## BEGIN Rows
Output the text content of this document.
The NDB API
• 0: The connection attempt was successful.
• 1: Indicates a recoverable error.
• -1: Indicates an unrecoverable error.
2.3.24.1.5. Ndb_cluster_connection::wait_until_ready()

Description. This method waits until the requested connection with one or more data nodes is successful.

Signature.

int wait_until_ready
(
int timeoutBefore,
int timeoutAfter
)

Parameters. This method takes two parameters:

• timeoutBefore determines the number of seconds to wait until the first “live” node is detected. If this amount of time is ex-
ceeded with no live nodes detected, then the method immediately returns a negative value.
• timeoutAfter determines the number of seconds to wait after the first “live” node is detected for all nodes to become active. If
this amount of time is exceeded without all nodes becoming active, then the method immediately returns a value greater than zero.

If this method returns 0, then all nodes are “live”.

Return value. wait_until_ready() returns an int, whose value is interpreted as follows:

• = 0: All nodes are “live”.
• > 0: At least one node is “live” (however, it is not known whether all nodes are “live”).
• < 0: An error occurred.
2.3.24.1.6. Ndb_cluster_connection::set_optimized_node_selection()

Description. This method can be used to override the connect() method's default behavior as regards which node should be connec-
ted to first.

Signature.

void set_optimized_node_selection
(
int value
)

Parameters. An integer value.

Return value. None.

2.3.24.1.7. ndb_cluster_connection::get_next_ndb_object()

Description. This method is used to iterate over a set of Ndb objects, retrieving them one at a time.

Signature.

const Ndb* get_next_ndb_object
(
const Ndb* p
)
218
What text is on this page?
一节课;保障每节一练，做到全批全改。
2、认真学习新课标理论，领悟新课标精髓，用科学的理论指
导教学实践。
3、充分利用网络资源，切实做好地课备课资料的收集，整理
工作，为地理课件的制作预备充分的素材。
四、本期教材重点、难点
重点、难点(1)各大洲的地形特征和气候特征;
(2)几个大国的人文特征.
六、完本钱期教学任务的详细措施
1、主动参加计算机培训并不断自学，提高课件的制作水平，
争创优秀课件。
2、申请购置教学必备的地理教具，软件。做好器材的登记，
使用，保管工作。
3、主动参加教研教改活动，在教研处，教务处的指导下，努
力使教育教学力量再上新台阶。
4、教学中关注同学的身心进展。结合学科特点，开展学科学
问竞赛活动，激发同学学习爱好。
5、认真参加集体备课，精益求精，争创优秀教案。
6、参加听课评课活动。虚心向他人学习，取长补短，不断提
## END Rows
# [Problem to solve]
Which lines hold the word "timeoutBefore"? Show each one.

# [Expected answer]
int timeoutBefore,
• timeoutBefore determines the number of seconds to wait until the first “live” node is detected. If this amount of time is ex-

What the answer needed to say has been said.